* begin *
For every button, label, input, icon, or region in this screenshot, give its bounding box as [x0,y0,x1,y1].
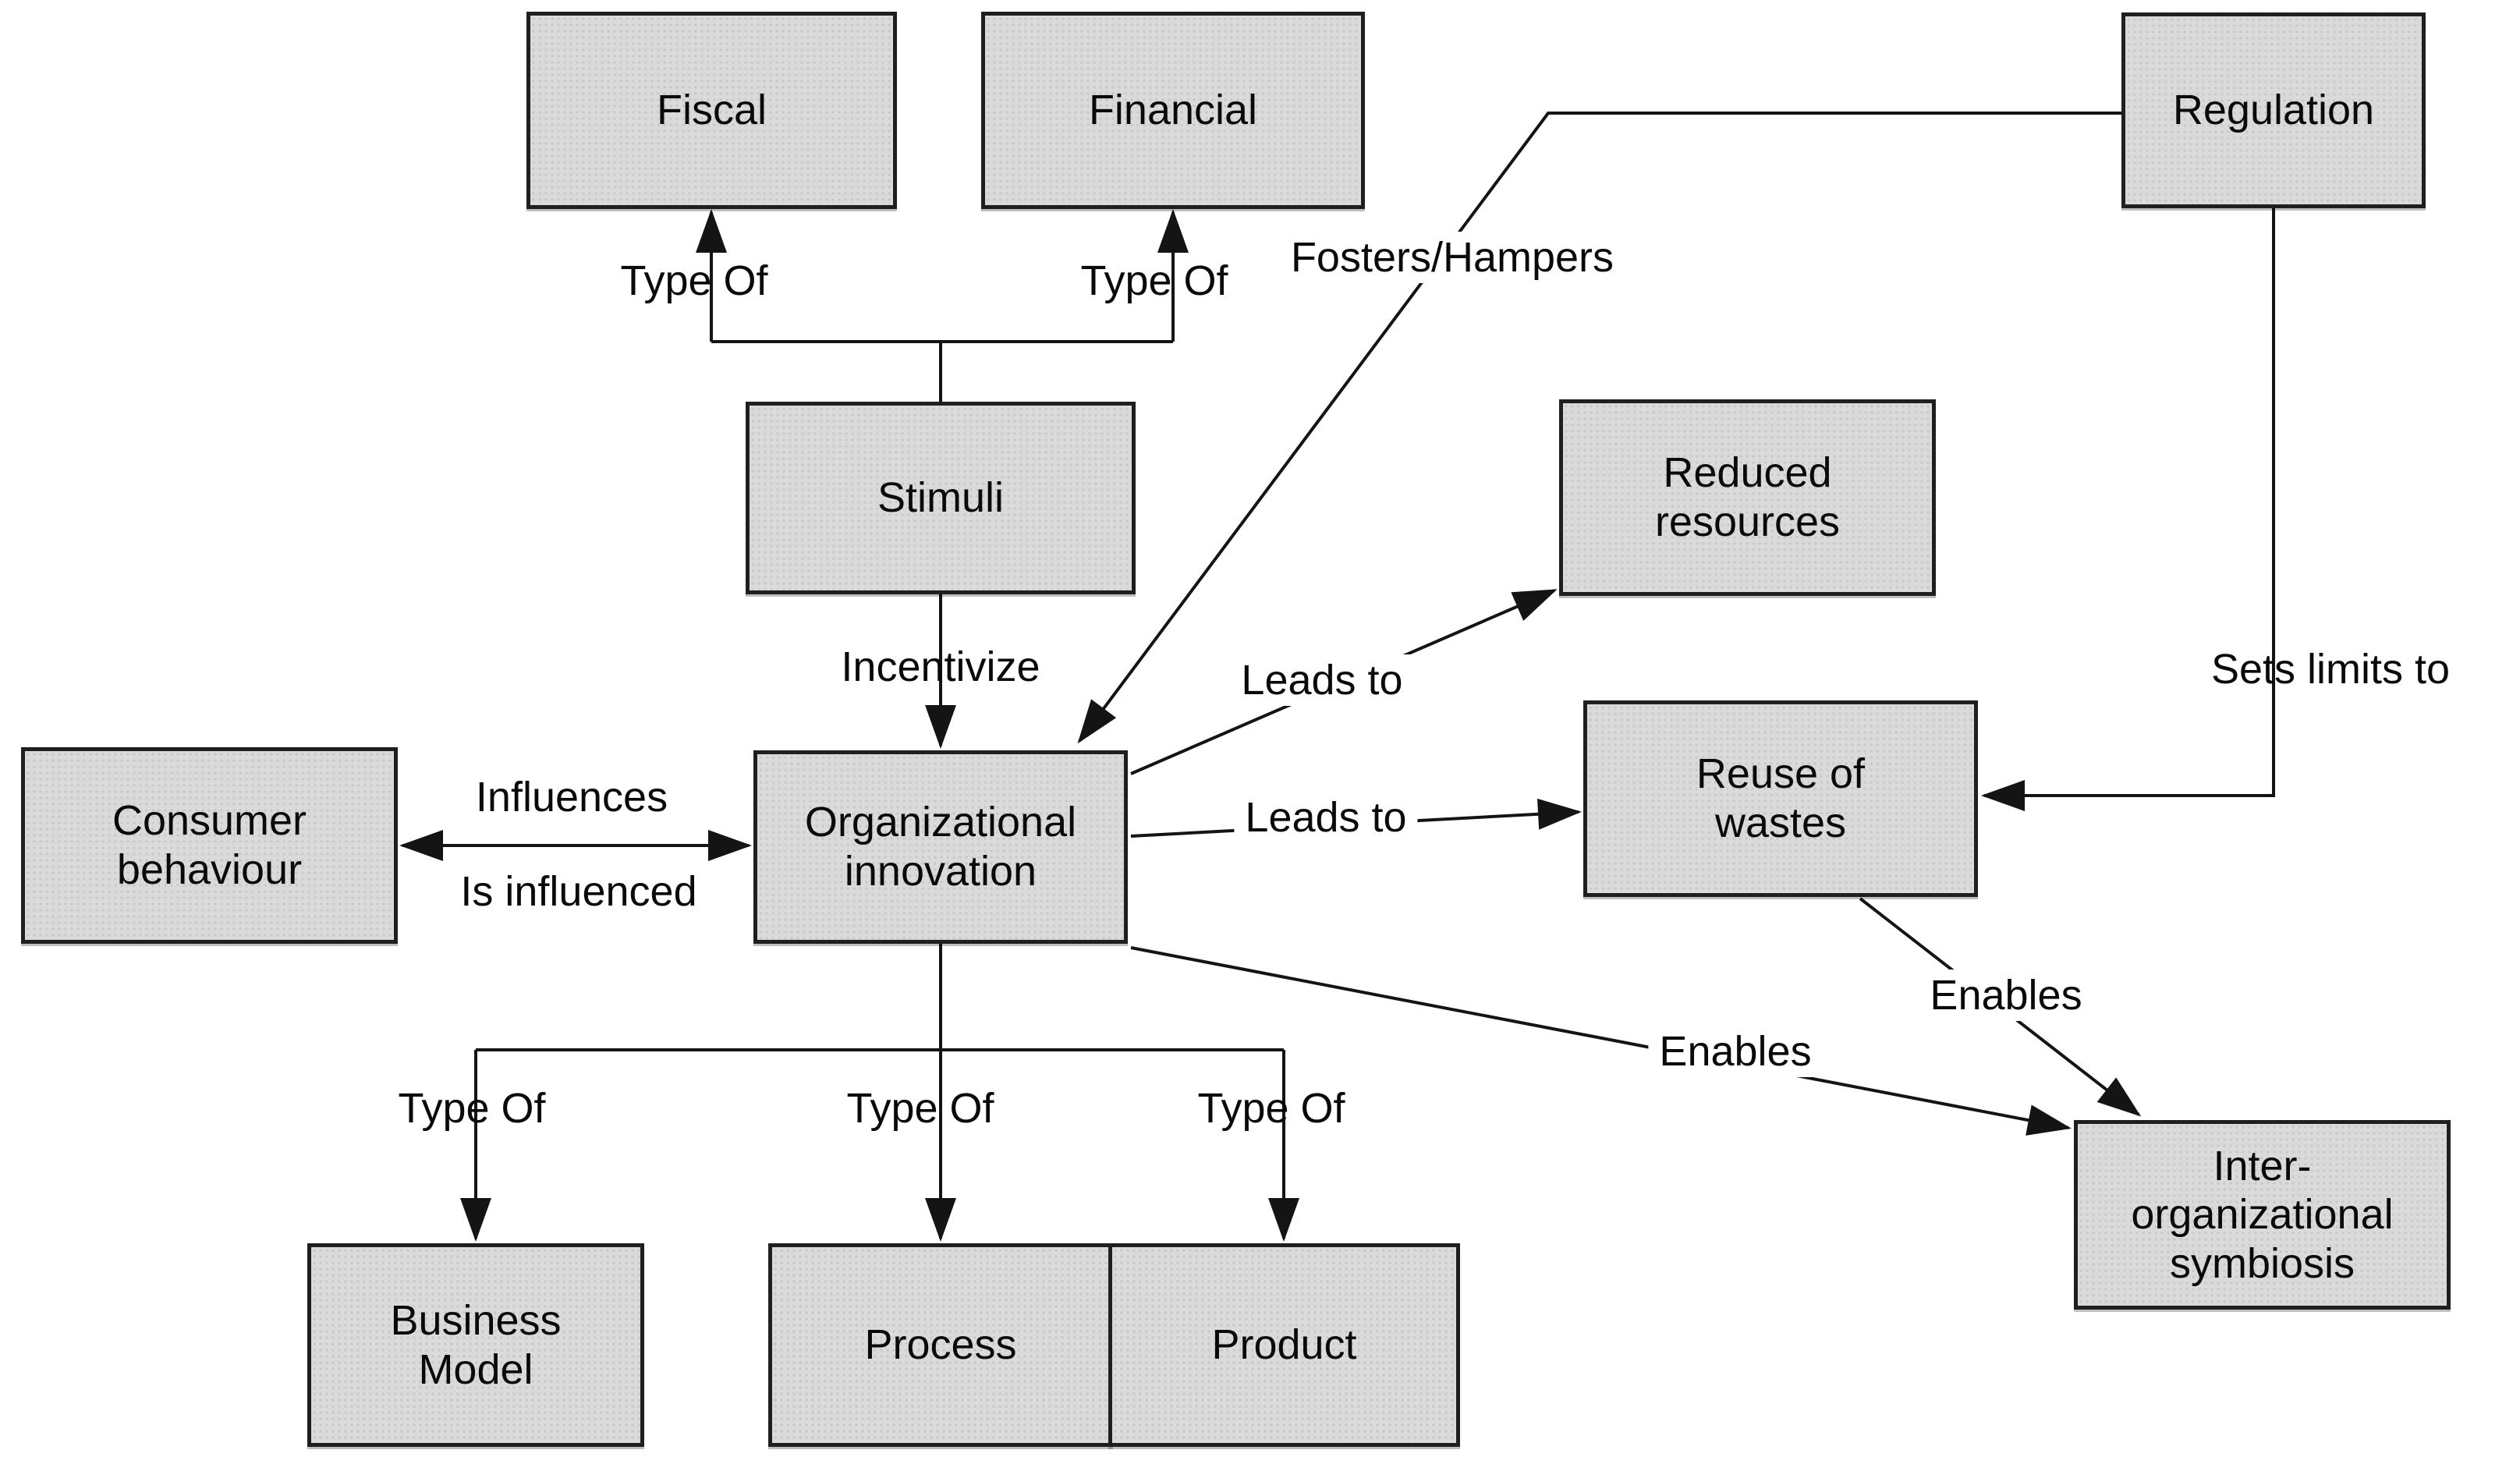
node-business-model: Business Model [307,1243,644,1447]
edge-label-fosters-hampers: Fosters/Hampers [1279,232,1625,283]
edge-label-incentivize: Incentivize [841,643,1040,690]
edge-label-leads-to-reuse: Leads to [1234,792,1418,843]
node-reduced-resources-label: Reduced resources [1654,449,1841,545]
edge-label-type-of-process: Type Of [846,1085,994,1132]
node-fiscal-label: Fiscal [656,87,767,134]
node-consumer-behaviour-label: Consumer behaviour [112,797,307,893]
edge-enables-from-innovation [1130,946,2072,1136]
edge-label-type-of-financial: Type Of [1080,257,1228,304]
edge-label-leads-to-reduced: Leads to [1230,654,1414,706]
node-reuse-of-wastes-label: Reuse of wastes [1696,750,1866,846]
node-financial: Financial [981,12,1365,209]
edge-label-enables-from-innovation: Enables [1648,1026,1823,1077]
node-business-model-label: Business Model [390,1296,562,1393]
edge-label-is-influenced: Is influenced [460,868,697,915]
node-regulation-label: Regulation [2172,87,2375,134]
node-process-label: Process [864,1321,1017,1369]
node-inter-organizational-symbiosis-label: Inter-organizational symbiosis [2131,1142,2394,1287]
node-fiscal: Fiscal [526,12,897,209]
node-consumer-behaviour: Consumer behaviour [21,747,398,944]
node-product-label: Product [1211,1321,1357,1369]
node-regulation: Regulation [2121,12,2426,208]
node-inter-organizational-symbiosis: Inter-organizational symbiosis [2074,1120,2451,1310]
edge-sets-limits [1981,208,2275,811]
edge-label-sets-limits-to: Sets limits to [2210,646,2451,693]
node-reuse-of-wastes: Reuse of wastes [1583,700,1978,897]
edge-label-type-of-fiscal: Type Of [620,257,768,304]
edge-label-type-of-product: Type Of [1197,1085,1345,1132]
node-organizational-innovation-label: Organizational innovation [804,799,1077,895]
node-organizational-innovation: Organizational innovation [753,750,1128,944]
edge-label-enables-from-reuse: Enables [1919,970,2093,1021]
node-stimuli: Stimuli [746,402,1136,594]
node-financial-label: Financial [1088,87,1258,134]
edge-label-type-of-business-model: Type Of [398,1085,546,1132]
edge-fosters-hampers [1077,112,2121,744]
node-product: Product [1108,1243,1460,1447]
edge-label-influences: Influences [475,774,668,821]
node-reduced-resources: Reduced resources [1559,399,1936,596]
node-stimuli-label: Stimuli [877,474,1005,522]
node-process: Process [768,1243,1113,1447]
* end *
▸ EXERCISE TASK: Present every line of the records above as a numbered list, skipping blank lines and leaving out the picture.

▸ FULL RESPONSE:
1. For every button, label, input, icon, or region in this screenshot, give its bounding box as [x0,y0,x1,y1].
2. node-business-model: Business Model [307,1243,644,1447]
3. edge-label-fosters-hampers: Fosters/Hampers [1279,232,1625,283]
4. edge-label-incentivize: Incentivize [841,643,1040,690]
5. edge-label-leads-to-reuse: Leads to [1234,792,1418,843]
6. node-reduced-resources-label: Reduced resources [1654,449,1841,545]
7. edge-label-type-of-process: Type Of [846,1085,994,1132]
8. node-fiscal-label: Fiscal [656,87,767,134]
9. node-consumer-behaviour-label: Consumer behaviour [112,797,307,893]
10. edge-enables-from-innovation [1130,946,2072,1136]
11. edge-label-type-of-financial: Type Of [1080,257,1228,304]
12. edge-label-leads-to-reduced: Leads to [1230,654,1414,706]
13. node-reuse-of-wastes-label: Reuse of wastes [1696,750,1866,846]
14. node-financial: Financial [981,12,1365,209]
15. edge-label-enables-from-innovation: Enables [1648,1026,1823,1077]
16. node-business-model-label: Business Model [390,1296,562,1393]
17. edge-label-is-influenced: Is influenced [460,868,697,915]
18. node-regulation-label: Regulation [2172,87,2375,134]
19. node-process-label: Process [864,1321,1017,1369]
20. node-inter-organizational-symbiosis-label: Inter-organizational symbiosis [2131,1142,2394,1287]
21. node-fiscal: Fiscal [526,12,897,209]
22. node-consumer-behaviour: Consumer behaviour [21,747,398,944]
23. node-product-label: Product [1211,1321,1357,1369]
24. node-regulation: Regulation [2121,12,2426,208]
25. node-inter-organizational-symbiosis: Inter-organizational symbiosis [2074,1120,2451,1310]
26. edge-sets-limits [1981,208,2275,811]
27. edge-label-sets-limits-to: Sets limits to [2210,646,2451,693]
28. node-reuse-of-wastes: Reuse of wastes [1583,700,1978,897]
29. edge-label-type-of-fiscal: Type Of [620,257,768,304]
30. edge-label-type-of-product: Type Of [1197,1085,1345,1132]
31. node-organizational-innovation-label: Organizational innovation [804,799,1077,895]
32. node-organizational-innovation: Organizational innovation [753,750,1128,944]
33. edge-label-enables-from-reuse: Enables [1919,970,2093,1021]
34. node-stimuli: Stimuli [746,402,1136,594]
35. node-financial-label: Financial [1088,87,1258,134]
36. edge-label-type-of-business-model: Type Of [398,1085,546,1132]
37. edge-fosters-hampers [1077,112,2121,744]
38. node-product: Product [1108,1243,1460,1447]
39. edge-label-influences: Influences [475,774,668,821]
40. node-reduced-resources: Reduced resources [1559,399,1936,596]
41. node-stimuli-label: Stimuli [877,474,1005,522]
42. node-process: Process [768,1243,1113,1447]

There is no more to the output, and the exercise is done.